== Entries supplied ==
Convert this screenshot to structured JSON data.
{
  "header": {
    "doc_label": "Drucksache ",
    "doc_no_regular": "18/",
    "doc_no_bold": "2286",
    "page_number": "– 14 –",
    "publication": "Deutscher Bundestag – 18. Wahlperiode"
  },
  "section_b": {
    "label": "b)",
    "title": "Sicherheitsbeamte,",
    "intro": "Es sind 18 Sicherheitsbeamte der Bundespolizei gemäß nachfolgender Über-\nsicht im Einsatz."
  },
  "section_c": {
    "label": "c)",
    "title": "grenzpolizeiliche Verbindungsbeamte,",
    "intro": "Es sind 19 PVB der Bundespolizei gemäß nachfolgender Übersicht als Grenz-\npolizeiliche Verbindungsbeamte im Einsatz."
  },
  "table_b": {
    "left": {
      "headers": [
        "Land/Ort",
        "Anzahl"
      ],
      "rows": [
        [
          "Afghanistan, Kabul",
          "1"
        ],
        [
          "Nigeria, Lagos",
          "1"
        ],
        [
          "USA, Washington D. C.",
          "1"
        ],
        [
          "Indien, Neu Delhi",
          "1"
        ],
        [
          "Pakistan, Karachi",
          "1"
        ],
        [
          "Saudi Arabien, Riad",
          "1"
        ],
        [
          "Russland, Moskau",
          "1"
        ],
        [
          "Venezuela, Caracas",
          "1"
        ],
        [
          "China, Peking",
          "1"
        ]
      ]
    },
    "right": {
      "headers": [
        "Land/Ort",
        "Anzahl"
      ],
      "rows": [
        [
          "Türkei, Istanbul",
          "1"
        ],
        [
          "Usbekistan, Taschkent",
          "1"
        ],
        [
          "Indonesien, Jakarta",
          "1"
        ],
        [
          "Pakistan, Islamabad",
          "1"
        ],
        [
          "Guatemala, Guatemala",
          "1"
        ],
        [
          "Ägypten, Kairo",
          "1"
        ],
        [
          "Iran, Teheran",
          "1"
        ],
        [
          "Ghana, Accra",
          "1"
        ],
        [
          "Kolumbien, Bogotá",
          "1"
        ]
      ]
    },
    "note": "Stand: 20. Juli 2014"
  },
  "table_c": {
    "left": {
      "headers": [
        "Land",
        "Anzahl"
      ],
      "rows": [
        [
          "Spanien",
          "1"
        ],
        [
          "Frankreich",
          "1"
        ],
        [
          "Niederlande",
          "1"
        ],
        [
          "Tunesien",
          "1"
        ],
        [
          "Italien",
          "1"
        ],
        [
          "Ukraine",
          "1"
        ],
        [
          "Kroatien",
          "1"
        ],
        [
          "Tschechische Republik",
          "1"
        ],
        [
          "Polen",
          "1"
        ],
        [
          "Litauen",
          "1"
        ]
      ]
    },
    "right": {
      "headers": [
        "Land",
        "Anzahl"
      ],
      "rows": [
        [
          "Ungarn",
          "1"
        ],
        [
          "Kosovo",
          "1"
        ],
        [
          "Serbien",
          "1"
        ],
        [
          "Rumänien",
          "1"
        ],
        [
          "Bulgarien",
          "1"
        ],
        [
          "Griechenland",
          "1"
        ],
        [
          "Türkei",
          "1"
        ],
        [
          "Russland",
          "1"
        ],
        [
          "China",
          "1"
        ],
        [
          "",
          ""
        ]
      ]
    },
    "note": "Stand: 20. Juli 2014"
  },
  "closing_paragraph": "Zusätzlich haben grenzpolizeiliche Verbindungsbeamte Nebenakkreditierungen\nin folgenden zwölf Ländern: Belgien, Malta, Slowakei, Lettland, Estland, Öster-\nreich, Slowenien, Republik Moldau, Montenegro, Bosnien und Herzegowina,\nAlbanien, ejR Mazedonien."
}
===
> _What to produce_: Give the records above again, word for word.

> _Answer below_:
Convert this screenshot to structured JSON data.
{
  "header": {
    "doc_label": "Drucksache ",
    "doc_no_regular": "18/",
    "doc_no_bold": "2286",
    "page_number": "– 14 –",
    "publication": "Deutscher Bundestag – 18. Wahlperiode"
  },
  "section_b": {
    "label": "b)",
    "title": "Sicherheitsbeamte,",
    "intro": "Es sind 18 Sicherheitsbeamte der Bundespolizei gemäß nachfolgender Über-\nsicht im Einsatz."
  },
  "section_c": {
    "label": "c)",
    "title": "grenzpolizeiliche Verbindungsbeamte,",
    "intro": "Es sind 19 PVB der Bundespolizei gemäß nachfolgender Übersicht als Grenz-\npolizeiliche Verbindungsbeamte im Einsatz."
  },
  "table_b": {
    "left": {
      "headers": [
        "Land/Ort",
        "Anzahl"
      ],
      "rows": [
        [
          "Afghanistan, Kabul",
          "1"
        ],
        [
          "Nigeria, Lagos",
          "1"
        ],
        [
          "USA, Washington D. C.",
          "1"
        ],
        [
          "Indien, Neu Delhi",
          "1"
        ],
        [
          "Pakistan, Karachi",
          "1"
        ],
        [
          "Saudi Arabien, Riad",
          "1"
        ],
        [
          "Russland, Moskau",
          "1"
        ],
        [
          "Venezuela, Caracas",
          "1"
        ],
        [
          "China, Peking",
          "1"
        ]
      ]
    },
    "right": {
      "headers": [
        "Land/Ort",
        "Anzahl"
      ],
      "rows": [
        [
          "Türkei, Istanbul",
          "1"
        ],
        [
          "Usbekistan, Taschkent",
          "1"
        ],
        [
          "Indonesien, Jakarta",
          "1"
        ],
        [
          "Pakistan, Islamabad",
          "1"
        ],
        [
          "Guatemala, Guatemala",
          "1"
        ],
        [
          "Ägypten, Kairo",
          "1"
        ],
        [
          "Iran, Teheran",
          "1"
        ],
        [
          "Ghana, Accra",
          "1"
        ],
        [
          "Kolumbien, Bogotá",
          "1"
        ]
      ]
    },
    "note": "Stand: 20. Juli 2014"
  },
  "table_c": {
    "left": {
      "headers": [
        "Land",
        "Anzahl"
      ],
      "rows": [
        [
          "Spanien",
          "1"
        ],
        [
          "Frankreich",
          "1"
        ],
        [
          "Niederlande",
          "1"
        ],
        [
          "Tunesien",
          "1"
        ],
        [
          "Italien",
          "1"
        ],
        [
          "Ukraine",
          "1"
        ],
        [
          "Kroatien",
          "1"
        ],
        [
          "Tschechische Republik",
          "1"
        ],
        [
          "Polen",
          "1"
        ],
        [
          "Litauen",
          "1"
        ]
      ]
    },
    "right": {
      "headers": [
        "Land",
        "Anzahl"
      ],
      "rows": [
        [
          "Ungarn",
          "1"
        ],
        [
          "Kosovo",
          "1"
        ],
        [
          "Serbien",
          "1"
        ],
        [
          "Rumänien",
          "1"
        ],
        [
          "Bulgarien",
          "1"
        ],
        [
          "Griechenland",
          "1"
        ],
        [
          "Türkei",
          "1"
        ],
        [
          "Russland",
          "1"
        ],
        [
          "China",
          "1"
        ],
        [
          "",
          ""
        ]
      ]
    },
    "note": "Stand: 20. Juli 2014"
  },
  "closing_paragraph": "Zusätzlich haben grenzpolizeiliche Verbindungsbeamte Nebenakkreditierungen\nin folgenden zwölf Ländern: Belgien, Malta, Slowakei, Lettland, Estland, Öster-\nreich, Slowenien, Republik Moldau, Montenegro, Bosnien und Herzegowina,\nAlbanien, ejR Mazedonien."
}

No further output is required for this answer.